> **What you will do**
Check each line for the string "これより". Give only the count of lines that have it.

--- START ---

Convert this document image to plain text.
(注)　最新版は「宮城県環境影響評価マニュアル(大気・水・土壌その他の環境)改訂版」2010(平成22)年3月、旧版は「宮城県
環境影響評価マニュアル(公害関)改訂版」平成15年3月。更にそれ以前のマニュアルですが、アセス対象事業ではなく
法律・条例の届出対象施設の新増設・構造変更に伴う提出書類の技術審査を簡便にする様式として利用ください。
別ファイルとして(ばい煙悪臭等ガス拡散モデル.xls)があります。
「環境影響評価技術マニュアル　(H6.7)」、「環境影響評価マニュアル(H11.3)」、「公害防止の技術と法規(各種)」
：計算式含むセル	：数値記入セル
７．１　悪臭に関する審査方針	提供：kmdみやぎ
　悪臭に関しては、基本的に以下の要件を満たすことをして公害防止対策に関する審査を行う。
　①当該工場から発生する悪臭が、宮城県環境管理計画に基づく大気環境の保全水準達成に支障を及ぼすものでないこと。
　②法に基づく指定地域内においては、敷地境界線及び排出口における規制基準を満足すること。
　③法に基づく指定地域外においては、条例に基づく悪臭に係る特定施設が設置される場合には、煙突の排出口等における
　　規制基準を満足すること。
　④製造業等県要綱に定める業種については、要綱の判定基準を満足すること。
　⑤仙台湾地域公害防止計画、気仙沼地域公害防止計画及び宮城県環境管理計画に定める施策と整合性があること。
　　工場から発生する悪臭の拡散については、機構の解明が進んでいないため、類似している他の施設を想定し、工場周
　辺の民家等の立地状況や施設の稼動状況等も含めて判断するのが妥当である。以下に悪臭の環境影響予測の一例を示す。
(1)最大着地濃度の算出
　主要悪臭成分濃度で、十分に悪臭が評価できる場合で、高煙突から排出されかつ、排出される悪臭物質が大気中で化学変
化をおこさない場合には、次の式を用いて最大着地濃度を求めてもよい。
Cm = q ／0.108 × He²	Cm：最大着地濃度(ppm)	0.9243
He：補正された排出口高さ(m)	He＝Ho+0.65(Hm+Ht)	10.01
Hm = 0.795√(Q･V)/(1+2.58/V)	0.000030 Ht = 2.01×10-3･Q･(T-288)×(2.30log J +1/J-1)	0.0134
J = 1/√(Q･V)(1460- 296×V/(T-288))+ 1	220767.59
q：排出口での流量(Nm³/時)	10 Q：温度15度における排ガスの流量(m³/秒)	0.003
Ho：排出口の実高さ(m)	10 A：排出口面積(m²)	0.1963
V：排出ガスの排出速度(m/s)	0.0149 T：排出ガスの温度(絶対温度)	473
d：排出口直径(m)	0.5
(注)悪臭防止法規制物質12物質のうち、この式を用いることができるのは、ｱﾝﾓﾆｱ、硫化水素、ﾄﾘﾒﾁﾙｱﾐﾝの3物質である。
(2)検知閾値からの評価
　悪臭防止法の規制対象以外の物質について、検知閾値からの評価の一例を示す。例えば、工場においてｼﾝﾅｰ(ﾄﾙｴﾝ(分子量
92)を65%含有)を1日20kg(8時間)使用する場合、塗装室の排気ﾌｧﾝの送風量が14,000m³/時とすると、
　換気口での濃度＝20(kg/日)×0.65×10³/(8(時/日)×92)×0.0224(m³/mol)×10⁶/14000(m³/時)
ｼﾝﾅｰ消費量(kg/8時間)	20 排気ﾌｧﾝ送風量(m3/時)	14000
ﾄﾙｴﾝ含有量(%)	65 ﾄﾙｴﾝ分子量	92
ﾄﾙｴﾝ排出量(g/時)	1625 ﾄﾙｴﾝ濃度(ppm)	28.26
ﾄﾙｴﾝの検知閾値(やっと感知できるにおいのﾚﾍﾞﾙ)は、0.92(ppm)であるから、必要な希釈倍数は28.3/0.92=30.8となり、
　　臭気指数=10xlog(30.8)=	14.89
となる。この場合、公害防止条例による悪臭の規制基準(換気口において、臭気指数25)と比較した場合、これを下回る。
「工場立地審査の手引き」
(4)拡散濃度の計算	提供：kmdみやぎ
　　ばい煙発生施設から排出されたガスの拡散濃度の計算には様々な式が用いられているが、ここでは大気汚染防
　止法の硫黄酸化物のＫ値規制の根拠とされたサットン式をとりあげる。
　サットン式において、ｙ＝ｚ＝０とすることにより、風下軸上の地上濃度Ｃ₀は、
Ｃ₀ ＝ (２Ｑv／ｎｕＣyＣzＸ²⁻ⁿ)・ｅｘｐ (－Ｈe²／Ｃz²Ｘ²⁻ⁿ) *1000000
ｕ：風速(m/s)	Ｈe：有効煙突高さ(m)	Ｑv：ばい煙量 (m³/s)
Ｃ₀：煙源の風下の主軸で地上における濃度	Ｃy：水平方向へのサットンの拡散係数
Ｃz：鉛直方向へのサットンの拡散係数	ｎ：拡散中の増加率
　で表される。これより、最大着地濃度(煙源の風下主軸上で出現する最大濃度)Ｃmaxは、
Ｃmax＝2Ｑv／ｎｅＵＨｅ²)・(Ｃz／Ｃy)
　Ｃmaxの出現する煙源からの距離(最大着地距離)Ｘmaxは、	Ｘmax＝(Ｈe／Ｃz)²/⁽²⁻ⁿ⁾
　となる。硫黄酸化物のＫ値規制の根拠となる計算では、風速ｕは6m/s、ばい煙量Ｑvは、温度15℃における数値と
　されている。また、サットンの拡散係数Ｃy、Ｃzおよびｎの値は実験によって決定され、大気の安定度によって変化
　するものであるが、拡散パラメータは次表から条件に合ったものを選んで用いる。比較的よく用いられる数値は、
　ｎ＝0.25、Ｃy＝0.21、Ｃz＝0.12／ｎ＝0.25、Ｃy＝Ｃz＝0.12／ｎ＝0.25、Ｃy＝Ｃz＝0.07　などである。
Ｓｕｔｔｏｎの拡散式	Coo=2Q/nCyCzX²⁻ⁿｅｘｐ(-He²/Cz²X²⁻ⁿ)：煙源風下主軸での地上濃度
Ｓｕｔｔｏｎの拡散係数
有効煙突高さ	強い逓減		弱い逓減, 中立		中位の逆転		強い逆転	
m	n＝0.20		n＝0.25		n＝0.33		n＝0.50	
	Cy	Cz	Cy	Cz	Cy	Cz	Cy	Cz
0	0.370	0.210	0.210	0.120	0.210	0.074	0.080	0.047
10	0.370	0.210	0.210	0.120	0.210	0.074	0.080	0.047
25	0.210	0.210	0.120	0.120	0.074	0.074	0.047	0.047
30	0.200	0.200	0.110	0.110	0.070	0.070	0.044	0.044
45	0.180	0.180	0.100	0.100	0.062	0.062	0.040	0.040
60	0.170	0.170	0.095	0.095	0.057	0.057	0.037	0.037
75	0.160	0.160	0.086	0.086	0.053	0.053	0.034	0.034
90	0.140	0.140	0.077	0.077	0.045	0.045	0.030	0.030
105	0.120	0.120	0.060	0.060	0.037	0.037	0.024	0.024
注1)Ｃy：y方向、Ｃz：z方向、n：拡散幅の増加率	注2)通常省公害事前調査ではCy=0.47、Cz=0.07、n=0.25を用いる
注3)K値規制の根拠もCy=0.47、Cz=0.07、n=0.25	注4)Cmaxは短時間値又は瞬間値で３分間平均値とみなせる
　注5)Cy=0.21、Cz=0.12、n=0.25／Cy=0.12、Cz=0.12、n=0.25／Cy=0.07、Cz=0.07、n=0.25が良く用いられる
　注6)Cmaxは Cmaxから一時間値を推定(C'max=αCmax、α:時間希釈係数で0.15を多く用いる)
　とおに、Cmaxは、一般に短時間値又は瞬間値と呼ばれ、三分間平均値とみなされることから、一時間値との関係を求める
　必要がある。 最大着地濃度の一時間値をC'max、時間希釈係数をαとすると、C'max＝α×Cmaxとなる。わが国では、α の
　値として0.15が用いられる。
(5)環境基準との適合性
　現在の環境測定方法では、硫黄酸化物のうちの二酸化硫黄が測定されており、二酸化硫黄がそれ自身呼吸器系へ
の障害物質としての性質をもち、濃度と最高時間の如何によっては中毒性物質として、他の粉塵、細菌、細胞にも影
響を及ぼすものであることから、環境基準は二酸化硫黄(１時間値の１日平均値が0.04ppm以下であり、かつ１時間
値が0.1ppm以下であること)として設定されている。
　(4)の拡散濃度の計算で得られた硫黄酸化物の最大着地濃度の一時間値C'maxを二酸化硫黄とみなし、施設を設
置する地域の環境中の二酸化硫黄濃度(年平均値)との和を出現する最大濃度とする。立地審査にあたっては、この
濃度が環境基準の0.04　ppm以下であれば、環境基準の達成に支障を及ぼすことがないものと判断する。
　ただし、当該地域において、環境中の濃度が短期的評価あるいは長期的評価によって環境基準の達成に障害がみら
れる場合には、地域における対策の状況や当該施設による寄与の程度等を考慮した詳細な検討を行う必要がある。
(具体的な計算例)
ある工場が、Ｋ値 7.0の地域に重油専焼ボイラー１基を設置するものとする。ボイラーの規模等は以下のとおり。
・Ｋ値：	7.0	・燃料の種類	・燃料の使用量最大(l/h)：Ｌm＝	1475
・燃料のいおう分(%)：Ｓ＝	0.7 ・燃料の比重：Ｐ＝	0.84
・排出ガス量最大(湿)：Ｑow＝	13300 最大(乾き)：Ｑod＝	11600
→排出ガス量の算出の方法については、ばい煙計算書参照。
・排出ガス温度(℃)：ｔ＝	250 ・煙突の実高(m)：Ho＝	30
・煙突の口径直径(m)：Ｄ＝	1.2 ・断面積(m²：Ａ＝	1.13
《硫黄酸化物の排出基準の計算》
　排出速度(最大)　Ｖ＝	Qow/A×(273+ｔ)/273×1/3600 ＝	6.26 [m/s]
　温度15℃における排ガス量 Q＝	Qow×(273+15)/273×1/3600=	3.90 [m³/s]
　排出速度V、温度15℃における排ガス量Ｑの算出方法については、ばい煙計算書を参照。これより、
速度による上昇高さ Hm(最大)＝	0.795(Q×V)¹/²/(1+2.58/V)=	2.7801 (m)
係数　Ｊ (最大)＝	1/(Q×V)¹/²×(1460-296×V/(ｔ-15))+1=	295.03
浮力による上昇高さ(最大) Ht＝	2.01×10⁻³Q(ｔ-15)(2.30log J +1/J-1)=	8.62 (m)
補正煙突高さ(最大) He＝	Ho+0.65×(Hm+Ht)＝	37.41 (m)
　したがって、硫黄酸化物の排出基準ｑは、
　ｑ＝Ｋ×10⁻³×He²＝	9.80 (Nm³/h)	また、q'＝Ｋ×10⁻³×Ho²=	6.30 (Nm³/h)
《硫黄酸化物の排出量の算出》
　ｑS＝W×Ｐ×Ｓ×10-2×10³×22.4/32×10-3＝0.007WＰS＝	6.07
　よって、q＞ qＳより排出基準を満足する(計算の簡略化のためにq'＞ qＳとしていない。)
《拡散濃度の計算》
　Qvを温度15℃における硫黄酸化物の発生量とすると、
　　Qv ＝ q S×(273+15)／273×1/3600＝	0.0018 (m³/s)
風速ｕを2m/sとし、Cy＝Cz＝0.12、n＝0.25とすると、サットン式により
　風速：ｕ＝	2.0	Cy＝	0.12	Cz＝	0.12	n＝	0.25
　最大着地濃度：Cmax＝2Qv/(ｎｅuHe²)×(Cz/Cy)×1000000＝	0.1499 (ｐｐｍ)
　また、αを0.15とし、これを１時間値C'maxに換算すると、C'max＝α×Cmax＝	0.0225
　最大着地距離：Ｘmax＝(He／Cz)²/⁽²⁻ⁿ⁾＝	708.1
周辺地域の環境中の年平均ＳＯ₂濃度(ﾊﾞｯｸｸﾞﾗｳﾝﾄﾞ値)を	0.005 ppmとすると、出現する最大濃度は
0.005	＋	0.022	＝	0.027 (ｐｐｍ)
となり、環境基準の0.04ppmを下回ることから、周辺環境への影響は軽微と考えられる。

--- END ---

> **Finished task**
2